[start]

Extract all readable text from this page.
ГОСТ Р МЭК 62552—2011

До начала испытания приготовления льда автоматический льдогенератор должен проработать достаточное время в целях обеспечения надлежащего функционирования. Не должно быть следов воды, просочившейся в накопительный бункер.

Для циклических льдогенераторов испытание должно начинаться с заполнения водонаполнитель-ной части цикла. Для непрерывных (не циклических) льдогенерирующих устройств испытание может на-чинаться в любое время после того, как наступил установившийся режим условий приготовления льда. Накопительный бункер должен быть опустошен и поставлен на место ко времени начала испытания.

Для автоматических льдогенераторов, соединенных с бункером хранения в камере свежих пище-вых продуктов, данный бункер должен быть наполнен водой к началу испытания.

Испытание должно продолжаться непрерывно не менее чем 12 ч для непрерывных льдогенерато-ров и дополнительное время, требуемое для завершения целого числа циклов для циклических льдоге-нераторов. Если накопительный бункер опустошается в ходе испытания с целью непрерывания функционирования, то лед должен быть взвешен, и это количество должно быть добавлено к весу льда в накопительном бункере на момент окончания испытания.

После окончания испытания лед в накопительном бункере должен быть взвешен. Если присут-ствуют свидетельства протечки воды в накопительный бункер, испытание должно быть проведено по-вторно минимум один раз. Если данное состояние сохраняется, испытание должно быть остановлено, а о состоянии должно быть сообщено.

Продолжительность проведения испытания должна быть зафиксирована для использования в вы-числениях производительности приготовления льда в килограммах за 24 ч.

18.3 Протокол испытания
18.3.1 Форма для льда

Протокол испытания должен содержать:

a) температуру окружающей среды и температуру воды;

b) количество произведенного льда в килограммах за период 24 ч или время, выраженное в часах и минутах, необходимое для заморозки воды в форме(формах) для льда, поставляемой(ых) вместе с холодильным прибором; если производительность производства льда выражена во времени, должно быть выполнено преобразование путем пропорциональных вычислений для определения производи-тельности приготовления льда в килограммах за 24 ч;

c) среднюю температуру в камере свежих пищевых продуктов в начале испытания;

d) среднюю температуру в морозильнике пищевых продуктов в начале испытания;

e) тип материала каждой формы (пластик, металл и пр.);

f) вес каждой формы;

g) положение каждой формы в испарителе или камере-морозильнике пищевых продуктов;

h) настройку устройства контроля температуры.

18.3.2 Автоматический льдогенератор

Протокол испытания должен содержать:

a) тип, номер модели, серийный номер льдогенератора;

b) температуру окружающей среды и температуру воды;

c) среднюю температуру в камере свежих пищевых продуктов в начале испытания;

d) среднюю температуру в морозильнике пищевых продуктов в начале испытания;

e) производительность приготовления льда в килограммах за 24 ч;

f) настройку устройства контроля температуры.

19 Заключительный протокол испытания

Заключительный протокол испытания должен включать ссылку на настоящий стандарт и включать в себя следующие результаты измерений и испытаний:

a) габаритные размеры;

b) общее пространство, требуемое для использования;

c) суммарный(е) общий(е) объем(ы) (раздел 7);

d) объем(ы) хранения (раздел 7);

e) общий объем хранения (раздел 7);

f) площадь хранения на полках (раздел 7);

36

[end]
[start]

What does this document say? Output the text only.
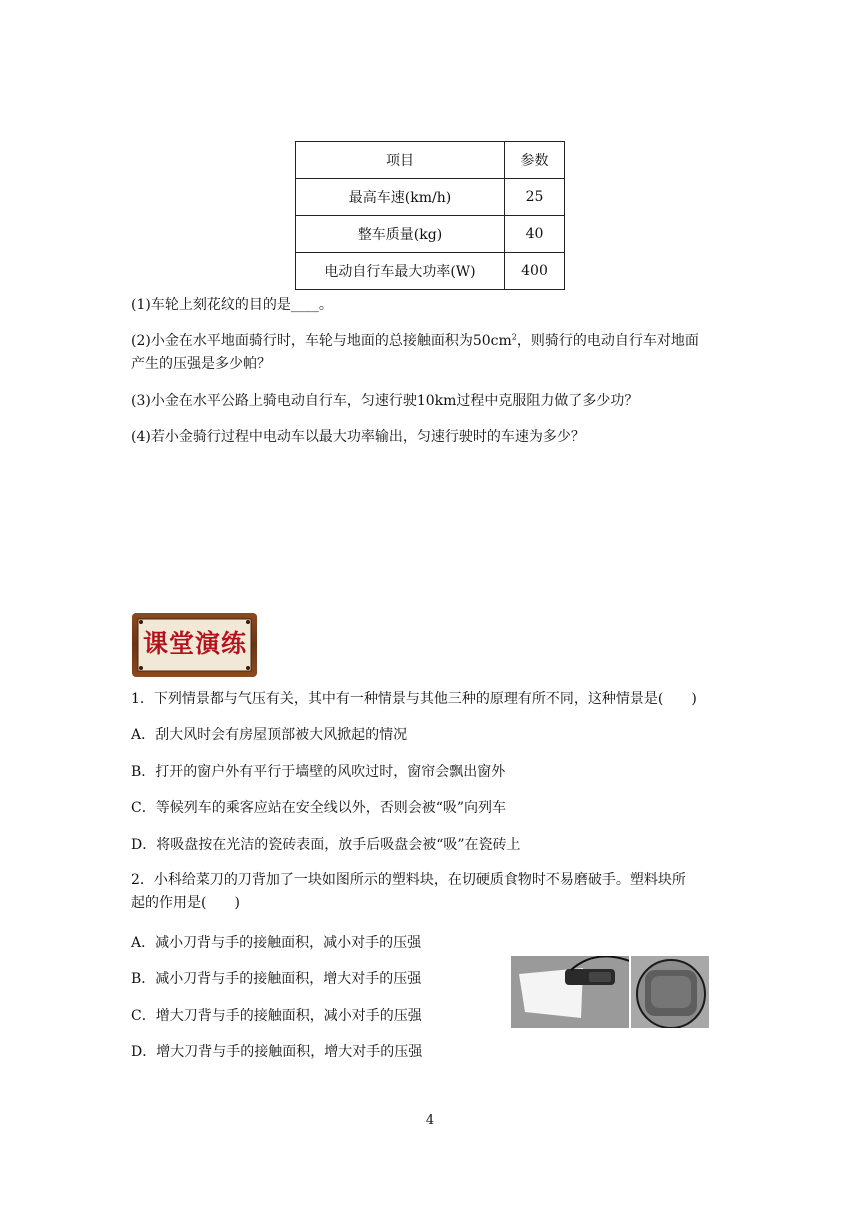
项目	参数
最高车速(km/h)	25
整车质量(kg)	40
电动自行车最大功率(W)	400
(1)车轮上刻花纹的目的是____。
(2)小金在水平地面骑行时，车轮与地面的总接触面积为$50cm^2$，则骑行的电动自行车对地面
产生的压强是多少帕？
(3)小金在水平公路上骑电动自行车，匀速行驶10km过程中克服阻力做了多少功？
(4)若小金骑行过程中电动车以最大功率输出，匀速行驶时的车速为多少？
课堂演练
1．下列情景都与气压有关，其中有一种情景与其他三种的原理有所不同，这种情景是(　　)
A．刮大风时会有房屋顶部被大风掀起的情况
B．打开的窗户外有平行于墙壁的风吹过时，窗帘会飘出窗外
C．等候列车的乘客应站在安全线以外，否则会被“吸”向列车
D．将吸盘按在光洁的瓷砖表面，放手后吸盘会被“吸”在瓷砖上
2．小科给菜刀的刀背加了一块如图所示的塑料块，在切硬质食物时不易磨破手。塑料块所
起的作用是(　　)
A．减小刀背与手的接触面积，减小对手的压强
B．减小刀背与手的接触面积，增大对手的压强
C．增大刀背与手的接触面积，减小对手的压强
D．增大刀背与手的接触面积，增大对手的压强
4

[end]
[start]

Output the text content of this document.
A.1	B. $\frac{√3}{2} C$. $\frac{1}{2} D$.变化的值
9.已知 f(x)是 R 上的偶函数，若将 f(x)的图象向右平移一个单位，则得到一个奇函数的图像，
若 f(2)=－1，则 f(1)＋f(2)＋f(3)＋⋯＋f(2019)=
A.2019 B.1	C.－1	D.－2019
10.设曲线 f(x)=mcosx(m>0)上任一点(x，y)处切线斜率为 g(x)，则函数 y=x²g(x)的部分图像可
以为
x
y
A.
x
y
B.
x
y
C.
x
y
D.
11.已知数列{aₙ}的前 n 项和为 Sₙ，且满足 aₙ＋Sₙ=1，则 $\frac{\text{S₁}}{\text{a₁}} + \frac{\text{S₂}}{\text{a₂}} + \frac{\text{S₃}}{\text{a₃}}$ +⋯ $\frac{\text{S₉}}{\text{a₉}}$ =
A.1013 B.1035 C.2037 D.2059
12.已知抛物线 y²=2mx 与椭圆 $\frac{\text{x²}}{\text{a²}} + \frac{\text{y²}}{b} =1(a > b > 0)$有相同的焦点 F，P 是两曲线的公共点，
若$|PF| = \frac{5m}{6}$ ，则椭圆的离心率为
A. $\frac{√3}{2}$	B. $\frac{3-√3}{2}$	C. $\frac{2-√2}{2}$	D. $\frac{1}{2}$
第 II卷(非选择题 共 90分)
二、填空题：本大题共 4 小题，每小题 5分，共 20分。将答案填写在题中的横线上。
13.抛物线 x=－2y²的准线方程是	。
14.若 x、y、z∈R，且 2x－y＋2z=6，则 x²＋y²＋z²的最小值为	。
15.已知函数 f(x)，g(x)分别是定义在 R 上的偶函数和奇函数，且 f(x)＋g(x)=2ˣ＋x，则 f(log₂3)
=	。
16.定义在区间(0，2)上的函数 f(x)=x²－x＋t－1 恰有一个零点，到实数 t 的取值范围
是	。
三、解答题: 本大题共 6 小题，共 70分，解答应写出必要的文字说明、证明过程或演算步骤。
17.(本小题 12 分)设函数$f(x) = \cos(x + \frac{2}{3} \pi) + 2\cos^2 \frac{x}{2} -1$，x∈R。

[end]

Copy each line above where the string "Output" occurs.

What does this document say? Output the text only.
Output the text content of this document.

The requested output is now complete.